Problem to solve: Extract the records in full, leaving every picture out.

·····

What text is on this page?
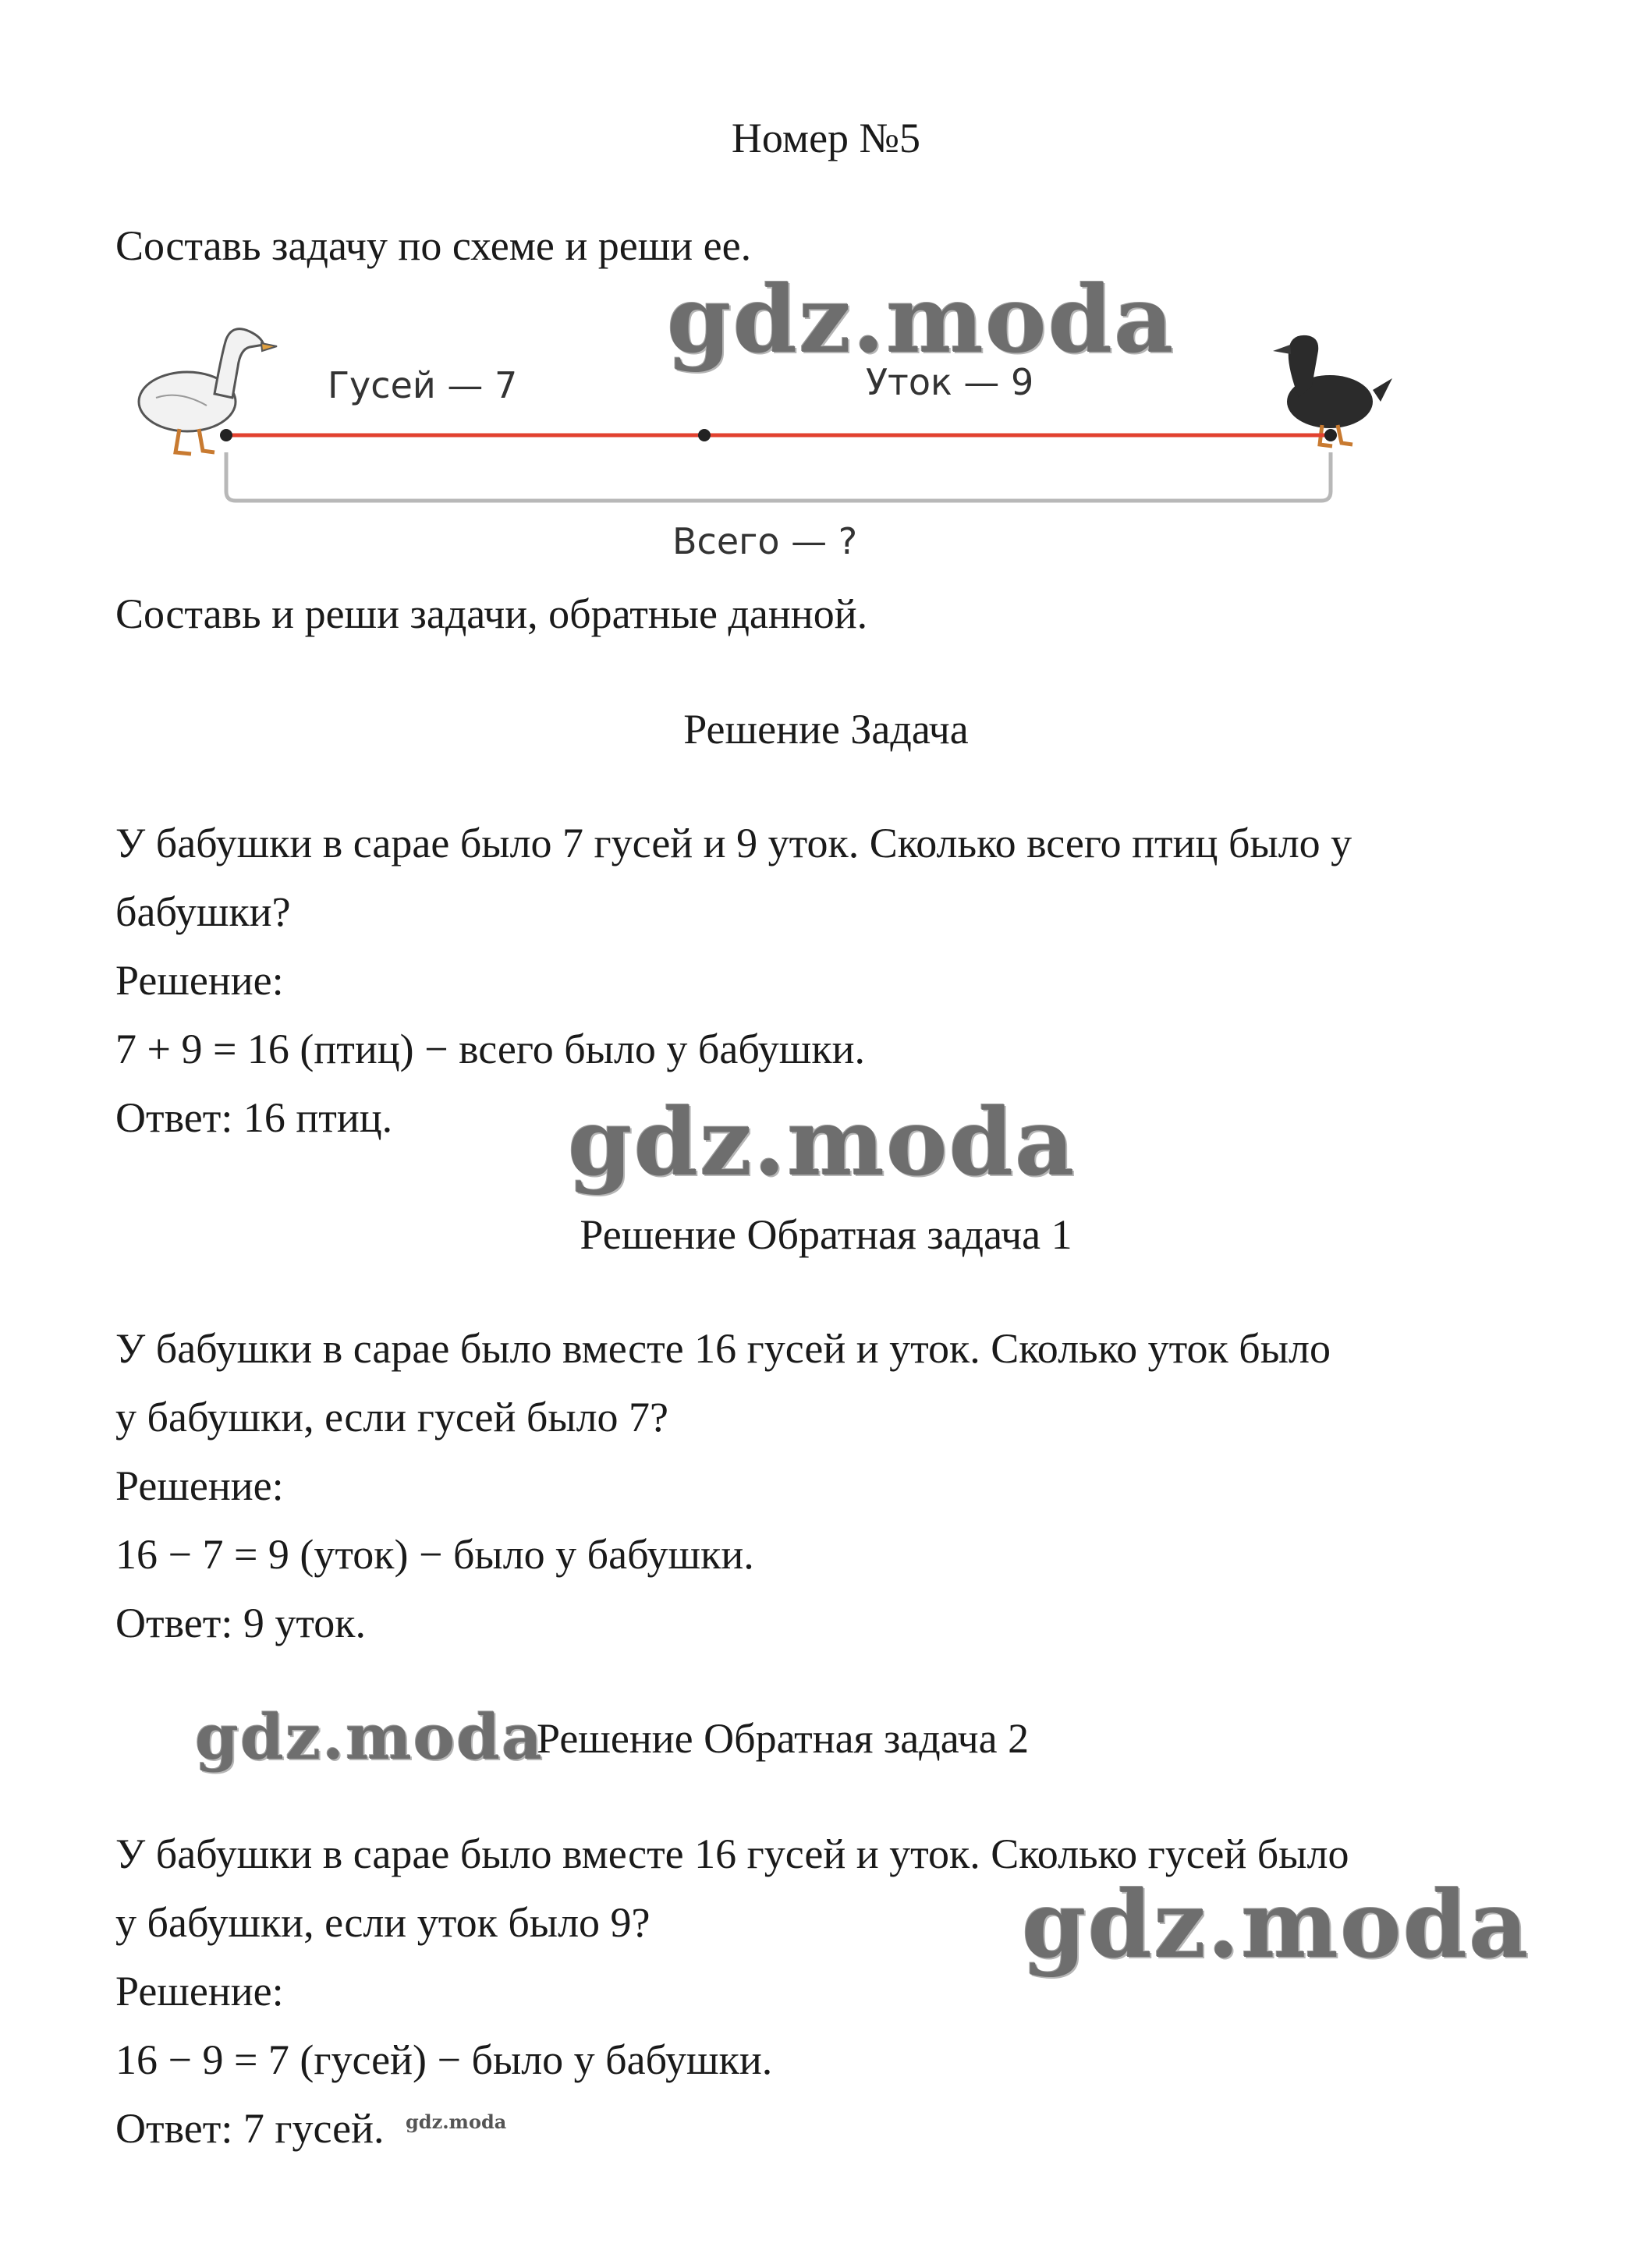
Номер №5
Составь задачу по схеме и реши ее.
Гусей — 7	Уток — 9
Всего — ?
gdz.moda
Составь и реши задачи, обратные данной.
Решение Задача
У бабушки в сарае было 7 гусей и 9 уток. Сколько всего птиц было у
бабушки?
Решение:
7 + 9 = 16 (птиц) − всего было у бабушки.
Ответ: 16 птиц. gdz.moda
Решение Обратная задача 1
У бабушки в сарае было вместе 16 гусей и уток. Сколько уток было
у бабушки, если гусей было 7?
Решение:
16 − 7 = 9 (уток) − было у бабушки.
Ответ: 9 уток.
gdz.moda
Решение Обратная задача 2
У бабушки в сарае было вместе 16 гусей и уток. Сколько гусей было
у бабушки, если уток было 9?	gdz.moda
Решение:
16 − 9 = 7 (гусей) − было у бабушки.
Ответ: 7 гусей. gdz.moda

·····

Solution:
What text is on this page?
Номер №5
Составь задачу по схеме и реши ее.
Гусей — 7	Уток — 9
Всего — ?
gdz.moda
Составь и реши задачи, обратные данной.
Решение Задача
У бабушки в сарае было 7 гусей и 9 уток. Сколько всего птиц было у
бабушки?
Решение:
7 + 9 = 16 (птиц) − всего было у бабушки.
Ответ: 16 птиц. gdz.moda
Решение Обратная задача 1
У бабушки в сарае было вместе 16 гусей и уток. Сколько уток было
у бабушки, если гусей было 7?
Решение:
16 − 7 = 9 (уток) − было у бабушки.
Ответ: 9 уток.
gdz.moda
Решение Обратная задача 2
У бабушки в сарае было вместе 16 гусей и уток. Сколько гусей было
у бабушки, если уток было 9?	gdz.moda
Решение:
16 − 9 = 7 (гусей) − было у бабушки.
Ответ: 7 гусей. gdz.moda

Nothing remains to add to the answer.